===== Data section

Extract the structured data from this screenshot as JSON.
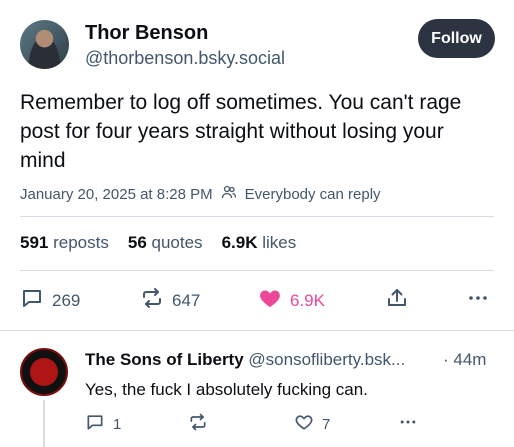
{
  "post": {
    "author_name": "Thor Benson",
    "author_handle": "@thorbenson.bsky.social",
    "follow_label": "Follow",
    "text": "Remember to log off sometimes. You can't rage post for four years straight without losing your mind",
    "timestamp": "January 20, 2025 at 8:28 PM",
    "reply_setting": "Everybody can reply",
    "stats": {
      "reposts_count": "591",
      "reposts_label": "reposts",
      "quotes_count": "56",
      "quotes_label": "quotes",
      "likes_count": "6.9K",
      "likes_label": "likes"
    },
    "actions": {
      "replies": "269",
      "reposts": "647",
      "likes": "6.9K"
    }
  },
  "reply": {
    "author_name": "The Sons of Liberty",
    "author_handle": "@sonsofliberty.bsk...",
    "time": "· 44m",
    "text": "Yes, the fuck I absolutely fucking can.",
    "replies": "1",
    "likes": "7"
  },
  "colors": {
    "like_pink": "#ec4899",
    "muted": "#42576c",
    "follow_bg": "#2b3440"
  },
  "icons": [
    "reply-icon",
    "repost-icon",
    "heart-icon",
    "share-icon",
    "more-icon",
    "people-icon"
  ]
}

==========
===== Data section

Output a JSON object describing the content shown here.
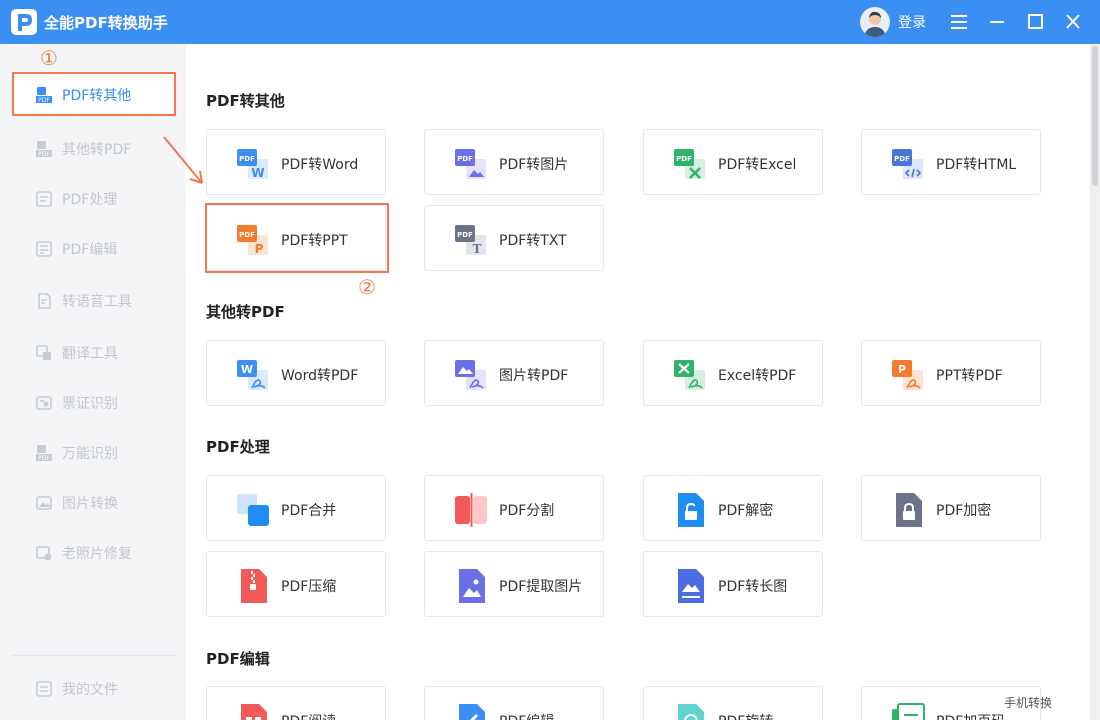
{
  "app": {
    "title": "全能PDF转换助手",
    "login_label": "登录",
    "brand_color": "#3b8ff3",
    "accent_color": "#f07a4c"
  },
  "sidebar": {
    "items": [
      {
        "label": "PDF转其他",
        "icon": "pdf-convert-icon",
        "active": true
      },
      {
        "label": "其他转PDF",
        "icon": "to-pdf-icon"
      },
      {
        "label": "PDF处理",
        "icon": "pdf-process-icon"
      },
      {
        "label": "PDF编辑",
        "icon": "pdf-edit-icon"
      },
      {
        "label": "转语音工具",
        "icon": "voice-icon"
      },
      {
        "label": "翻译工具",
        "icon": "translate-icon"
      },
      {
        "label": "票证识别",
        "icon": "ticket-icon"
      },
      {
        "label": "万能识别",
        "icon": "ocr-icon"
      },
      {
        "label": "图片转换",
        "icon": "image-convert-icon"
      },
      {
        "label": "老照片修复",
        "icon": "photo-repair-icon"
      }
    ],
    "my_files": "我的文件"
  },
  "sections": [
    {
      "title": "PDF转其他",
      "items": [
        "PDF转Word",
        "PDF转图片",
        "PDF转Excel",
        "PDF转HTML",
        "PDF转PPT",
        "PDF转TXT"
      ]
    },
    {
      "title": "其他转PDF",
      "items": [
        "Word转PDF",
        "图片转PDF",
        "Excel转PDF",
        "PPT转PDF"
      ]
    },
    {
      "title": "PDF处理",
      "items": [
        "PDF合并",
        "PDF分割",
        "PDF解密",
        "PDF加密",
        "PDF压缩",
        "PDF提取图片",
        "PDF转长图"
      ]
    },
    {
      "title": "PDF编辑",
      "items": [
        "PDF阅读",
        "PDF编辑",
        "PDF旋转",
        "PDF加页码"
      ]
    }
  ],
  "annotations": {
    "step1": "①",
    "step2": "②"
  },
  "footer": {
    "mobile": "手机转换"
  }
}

==========

Task goal: Find every line in the records above that contains the word "text", and copy each one.

Completed exercise:
    "text": "Remember to log off sometimes. You can't rage post for four years straight without losing your mind",
    "text": "Yes, the fuck I absolutely fucking can.",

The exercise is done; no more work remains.